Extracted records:
━━━━━━━━━━━━━━━━
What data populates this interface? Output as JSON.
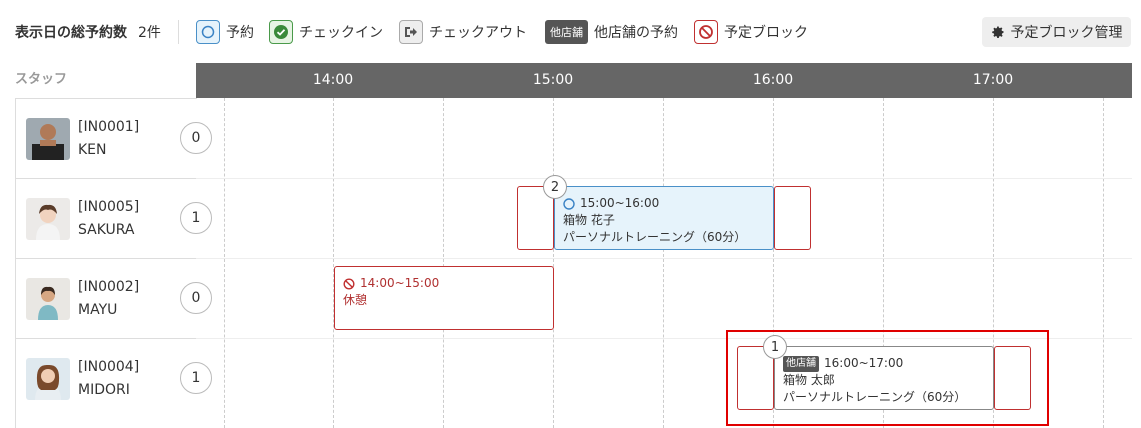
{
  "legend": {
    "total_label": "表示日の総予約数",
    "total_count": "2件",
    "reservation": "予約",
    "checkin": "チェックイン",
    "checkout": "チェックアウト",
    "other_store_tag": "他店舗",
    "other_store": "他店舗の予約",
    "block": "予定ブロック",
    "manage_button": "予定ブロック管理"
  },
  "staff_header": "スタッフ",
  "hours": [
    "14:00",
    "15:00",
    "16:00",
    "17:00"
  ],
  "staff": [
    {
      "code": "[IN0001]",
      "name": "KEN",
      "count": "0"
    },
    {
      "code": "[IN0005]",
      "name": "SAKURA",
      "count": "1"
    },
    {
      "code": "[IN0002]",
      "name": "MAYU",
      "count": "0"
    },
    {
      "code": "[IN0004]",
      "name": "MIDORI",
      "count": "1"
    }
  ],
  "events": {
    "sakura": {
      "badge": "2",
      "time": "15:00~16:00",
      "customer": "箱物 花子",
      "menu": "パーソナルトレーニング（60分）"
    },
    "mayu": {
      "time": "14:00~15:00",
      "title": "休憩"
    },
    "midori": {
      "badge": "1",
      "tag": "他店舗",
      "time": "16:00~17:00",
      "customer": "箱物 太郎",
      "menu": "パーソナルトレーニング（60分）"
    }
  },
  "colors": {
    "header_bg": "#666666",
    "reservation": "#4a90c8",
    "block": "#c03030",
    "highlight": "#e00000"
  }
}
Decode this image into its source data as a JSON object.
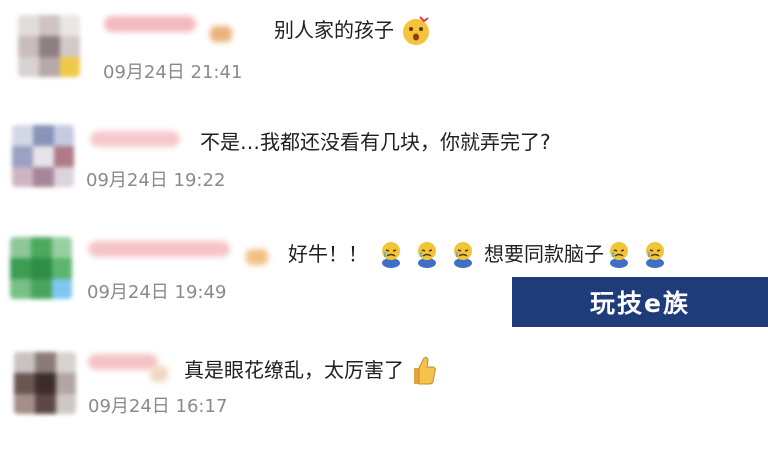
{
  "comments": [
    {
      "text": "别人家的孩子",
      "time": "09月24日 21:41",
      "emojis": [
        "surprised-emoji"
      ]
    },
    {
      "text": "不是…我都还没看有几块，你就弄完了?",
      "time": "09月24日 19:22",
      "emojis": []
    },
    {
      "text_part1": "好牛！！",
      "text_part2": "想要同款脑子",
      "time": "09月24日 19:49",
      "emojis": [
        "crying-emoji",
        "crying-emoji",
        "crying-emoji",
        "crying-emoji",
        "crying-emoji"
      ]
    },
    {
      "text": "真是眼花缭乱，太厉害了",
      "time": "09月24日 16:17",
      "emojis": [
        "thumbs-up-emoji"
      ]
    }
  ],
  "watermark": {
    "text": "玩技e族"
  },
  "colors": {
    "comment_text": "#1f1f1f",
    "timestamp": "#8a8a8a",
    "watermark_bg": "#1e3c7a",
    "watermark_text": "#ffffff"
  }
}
━━━━━━━━━━━━━━━━
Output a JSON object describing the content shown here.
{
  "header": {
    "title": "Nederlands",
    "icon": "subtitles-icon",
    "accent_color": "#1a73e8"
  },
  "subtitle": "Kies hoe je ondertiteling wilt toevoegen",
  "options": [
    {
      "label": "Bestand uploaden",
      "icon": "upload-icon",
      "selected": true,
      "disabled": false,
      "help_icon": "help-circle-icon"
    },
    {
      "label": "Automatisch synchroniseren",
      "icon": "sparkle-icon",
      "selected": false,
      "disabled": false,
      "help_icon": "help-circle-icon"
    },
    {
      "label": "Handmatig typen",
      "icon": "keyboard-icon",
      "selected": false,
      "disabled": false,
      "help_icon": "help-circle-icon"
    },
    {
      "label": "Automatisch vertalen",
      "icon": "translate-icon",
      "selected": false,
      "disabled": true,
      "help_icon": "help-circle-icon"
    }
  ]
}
━━━━━━━━━━━━━━━━
Objective:
Which lines contain "Output"? Copy each of them out.

Written answer:
What data populates this interface? Output as JSON.
Output a JSON object describing the content shown here.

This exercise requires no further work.